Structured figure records
◆ ◆ ◆ ◆ ◆ ◆ ◆
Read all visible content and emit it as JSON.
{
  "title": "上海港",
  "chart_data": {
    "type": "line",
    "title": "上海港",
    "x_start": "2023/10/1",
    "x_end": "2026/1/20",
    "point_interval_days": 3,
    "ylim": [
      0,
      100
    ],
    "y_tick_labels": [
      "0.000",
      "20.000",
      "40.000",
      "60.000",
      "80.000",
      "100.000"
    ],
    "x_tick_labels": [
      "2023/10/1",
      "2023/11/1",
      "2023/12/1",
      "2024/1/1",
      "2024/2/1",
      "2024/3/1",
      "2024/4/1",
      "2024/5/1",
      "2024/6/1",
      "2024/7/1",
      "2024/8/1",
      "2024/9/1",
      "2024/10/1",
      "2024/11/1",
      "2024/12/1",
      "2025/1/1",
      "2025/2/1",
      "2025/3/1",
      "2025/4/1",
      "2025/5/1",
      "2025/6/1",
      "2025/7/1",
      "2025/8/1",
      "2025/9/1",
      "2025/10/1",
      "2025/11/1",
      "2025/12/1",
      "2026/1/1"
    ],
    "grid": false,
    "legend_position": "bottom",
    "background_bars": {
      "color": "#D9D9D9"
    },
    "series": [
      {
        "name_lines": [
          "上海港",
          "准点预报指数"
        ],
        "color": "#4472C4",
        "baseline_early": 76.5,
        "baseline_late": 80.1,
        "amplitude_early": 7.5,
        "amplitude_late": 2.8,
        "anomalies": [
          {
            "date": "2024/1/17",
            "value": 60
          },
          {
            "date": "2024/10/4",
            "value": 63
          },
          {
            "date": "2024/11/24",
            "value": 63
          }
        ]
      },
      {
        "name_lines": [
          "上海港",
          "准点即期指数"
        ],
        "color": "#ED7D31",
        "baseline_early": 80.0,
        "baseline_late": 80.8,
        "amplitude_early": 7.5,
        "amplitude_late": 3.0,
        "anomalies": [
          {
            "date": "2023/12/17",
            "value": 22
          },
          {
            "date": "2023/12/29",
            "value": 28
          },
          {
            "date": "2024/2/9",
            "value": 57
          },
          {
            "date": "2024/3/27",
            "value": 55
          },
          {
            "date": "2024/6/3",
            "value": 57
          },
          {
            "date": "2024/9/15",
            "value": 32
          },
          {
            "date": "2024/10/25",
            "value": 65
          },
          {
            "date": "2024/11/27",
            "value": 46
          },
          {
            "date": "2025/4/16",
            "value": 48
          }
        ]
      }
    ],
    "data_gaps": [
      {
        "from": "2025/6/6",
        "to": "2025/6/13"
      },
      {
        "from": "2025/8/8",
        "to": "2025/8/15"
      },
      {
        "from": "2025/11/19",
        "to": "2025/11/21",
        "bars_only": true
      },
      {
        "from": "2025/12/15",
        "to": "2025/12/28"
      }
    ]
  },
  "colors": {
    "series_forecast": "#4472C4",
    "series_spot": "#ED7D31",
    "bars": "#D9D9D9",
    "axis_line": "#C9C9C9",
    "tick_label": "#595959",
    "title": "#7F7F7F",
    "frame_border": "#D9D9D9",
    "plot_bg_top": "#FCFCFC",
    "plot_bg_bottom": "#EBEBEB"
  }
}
◆ ◆ ◆ ◆ ◆ ◆ ◆
Goal: Gather every line from the listing above in which the word "value" appears.

Output of the task:
            "value": 60
            "value": 63
            "value": 63
            "value": 22
            "value": 28
            "value": 57
            "value": 55
            "value": 57
            "value": 32
            "value": 65
            "value": 46
            "value": 48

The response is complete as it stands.